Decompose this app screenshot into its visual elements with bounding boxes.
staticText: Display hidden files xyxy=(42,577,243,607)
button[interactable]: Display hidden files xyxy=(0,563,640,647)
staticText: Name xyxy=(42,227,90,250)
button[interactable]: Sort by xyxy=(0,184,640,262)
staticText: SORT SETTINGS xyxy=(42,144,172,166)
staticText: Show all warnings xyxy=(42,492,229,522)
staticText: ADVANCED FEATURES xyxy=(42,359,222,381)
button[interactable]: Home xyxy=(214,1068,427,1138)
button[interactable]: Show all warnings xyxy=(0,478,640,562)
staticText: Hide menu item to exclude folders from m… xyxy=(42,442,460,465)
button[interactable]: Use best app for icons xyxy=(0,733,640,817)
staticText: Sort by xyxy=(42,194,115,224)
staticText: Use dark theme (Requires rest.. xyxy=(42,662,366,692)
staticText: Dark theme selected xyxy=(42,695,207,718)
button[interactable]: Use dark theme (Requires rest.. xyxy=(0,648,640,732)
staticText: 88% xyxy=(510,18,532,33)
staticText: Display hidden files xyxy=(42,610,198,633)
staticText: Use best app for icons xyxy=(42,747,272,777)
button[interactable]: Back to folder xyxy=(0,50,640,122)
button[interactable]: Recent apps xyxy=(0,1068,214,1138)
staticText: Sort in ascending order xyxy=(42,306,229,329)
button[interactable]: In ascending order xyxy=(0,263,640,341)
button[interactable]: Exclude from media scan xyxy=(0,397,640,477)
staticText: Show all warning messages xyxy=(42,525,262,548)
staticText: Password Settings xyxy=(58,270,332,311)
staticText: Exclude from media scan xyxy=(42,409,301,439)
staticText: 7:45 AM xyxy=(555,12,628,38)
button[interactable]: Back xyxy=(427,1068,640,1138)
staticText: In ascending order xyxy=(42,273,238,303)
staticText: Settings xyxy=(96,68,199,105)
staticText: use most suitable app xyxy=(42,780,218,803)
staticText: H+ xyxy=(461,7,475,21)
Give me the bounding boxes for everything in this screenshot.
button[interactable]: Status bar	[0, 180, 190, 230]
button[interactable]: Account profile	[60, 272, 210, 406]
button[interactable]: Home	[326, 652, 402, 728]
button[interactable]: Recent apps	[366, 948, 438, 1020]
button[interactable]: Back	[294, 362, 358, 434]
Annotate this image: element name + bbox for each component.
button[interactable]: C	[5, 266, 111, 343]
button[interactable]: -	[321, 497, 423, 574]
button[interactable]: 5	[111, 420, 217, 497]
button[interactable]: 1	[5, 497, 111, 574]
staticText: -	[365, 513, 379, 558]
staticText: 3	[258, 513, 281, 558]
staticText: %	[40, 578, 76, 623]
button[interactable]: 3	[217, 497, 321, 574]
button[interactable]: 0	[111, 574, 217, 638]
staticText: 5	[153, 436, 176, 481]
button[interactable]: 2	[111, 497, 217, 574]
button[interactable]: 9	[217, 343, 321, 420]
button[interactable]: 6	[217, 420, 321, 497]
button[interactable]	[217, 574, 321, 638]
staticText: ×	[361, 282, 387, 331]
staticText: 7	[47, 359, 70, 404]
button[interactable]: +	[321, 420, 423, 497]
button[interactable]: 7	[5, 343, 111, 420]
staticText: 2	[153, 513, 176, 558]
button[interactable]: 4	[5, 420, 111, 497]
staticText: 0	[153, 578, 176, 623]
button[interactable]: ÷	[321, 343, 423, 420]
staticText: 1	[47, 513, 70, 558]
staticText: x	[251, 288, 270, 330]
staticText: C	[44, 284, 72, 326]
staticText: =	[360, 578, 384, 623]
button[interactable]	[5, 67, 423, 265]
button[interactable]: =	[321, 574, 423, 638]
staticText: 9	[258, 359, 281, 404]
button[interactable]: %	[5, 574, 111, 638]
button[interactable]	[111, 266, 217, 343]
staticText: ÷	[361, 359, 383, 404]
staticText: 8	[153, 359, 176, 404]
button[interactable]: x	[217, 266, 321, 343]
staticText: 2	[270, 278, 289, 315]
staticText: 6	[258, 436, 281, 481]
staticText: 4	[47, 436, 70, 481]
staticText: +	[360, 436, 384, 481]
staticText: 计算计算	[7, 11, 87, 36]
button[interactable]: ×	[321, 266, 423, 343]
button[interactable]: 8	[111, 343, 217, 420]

=====

(Task instructions) Reproduce every line of the records above, from the first to the last, without altering a single character.

(Task answer)
Decompose this app screenshot into its visual elements with bounding boxes.
staticText: Display hidden files xyxy=(42,577,243,607)
button[interactable]: Display hidden files xyxy=(0,563,640,647)
staticText: Name xyxy=(42,227,90,250)
button[interactable]: Sort by xyxy=(0,184,640,262)
staticText: SORT SETTINGS xyxy=(42,144,172,166)
staticText: Show all warnings xyxy=(42,492,229,522)
staticText: ADVANCED FEATURES xyxy=(42,359,222,381)
button[interactable]: Home xyxy=(214,1068,427,1138)
button[interactable]: Show all warnings xyxy=(0,478,640,562)
staticText: Hide menu item to exclude folders from m… xyxy=(42,442,460,465)
button[interactable]: Use best app for icons xyxy=(0,733,640,817)
staticText: Sort by xyxy=(42,194,115,224)
staticText: Use dark theme (Requires rest.. xyxy=(42,662,366,692)
staticText: Dark theme selected xyxy=(42,695,207,718)
button[interactable]: Use dark theme (Requires rest.. xyxy=(0,648,640,732)
staticText: 88% xyxy=(510,18,532,33)
staticText: Display hidden files xyxy=(42,610,198,633)
staticText: Use best app for icons xyxy=(42,747,272,777)
button[interactable]: Back to folder xyxy=(0,50,640,122)
button[interactable]: Recent apps xyxy=(0,1068,214,1138)
staticText: Sort in ascending order xyxy=(42,306,229,329)
button[interactable]: In ascending order xyxy=(0,263,640,341)
button[interactable]: Exclude from media scan xyxy=(0,397,640,477)
staticText: Show all warning messages xyxy=(42,525,262,548)
staticText: Password Settings xyxy=(58,270,332,311)
staticText: Exclude from media scan xyxy=(42,409,301,439)
staticText: 7:45 AM xyxy=(555,12,628,38)
button[interactable]: Back xyxy=(427,1068,640,1138)
staticText: In ascending order xyxy=(42,273,238,303)
staticText: Settings xyxy=(96,68,199,105)
staticText: use most suitable app xyxy=(42,780,218,803)
staticText: H+ xyxy=(461,7,475,21)
Give me the bounding boxes for everything in this screenshot.
button[interactable]: Status bar	[0, 180, 190, 230]
button[interactable]: Account profile	[60, 272, 210, 406]
button[interactable]: Home	[326, 652, 402, 728]
button[interactable]: Recent apps	[366, 948, 438, 1020]
button[interactable]: Back	[294, 362, 358, 434]
Annotate this image: element name + bbox for each component.
button[interactable]: C	[5, 266, 111, 343]
button[interactable]: -	[321, 497, 423, 574]
button[interactable]: 5	[111, 420, 217, 497]
button[interactable]: 1	[5, 497, 111, 574]
staticText: -	[365, 513, 379, 558]
staticText: 3	[258, 513, 281, 558]
staticText: %	[40, 578, 76, 623]
button[interactable]: 3	[217, 497, 321, 574]
button[interactable]: 0	[111, 574, 217, 638]
staticText: 5	[153, 436, 176, 481]
button[interactable]: 2	[111, 497, 217, 574]
button[interactable]: 9	[217, 343, 321, 420]
button[interactable]: 6	[217, 420, 321, 497]
button[interactable]	[217, 574, 321, 638]
staticText: ×	[361, 282, 387, 331]
staticText: 7	[47, 359, 70, 404]
button[interactable]: +	[321, 420, 423, 497]
button[interactable]: 7	[5, 343, 111, 420]
staticText: 2	[153, 513, 176, 558]
button[interactable]: 4	[5, 420, 111, 497]
staticText: 0	[153, 578, 176, 623]
button[interactable]: ÷	[321, 343, 423, 420]
staticText: 1	[47, 513, 70, 558]
staticText: x	[251, 288, 270, 330]
staticText: C	[44, 284, 72, 326]
staticText: =	[360, 578, 384, 623]
button[interactable]	[5, 67, 423, 265]
button[interactable]: =	[321, 574, 423, 638]
staticText: 9	[258, 359, 281, 404]
button[interactable]: %	[5, 574, 111, 638]
button[interactable]	[111, 266, 217, 343]
staticText: ÷	[361, 359, 383, 404]
staticText: 8	[153, 359, 176, 404]
button[interactable]: x	[217, 266, 321, 343]
staticText: 2	[270, 278, 289, 315]
staticText: 6	[258, 436, 281, 481]
staticText: 4	[47, 436, 70, 481]
staticText: +	[360, 436, 384, 481]
staticText: 计算计算	[7, 11, 87, 36]
button[interactable]: ×	[321, 266, 423, 343]
button[interactable]: 8	[111, 343, 217, 420]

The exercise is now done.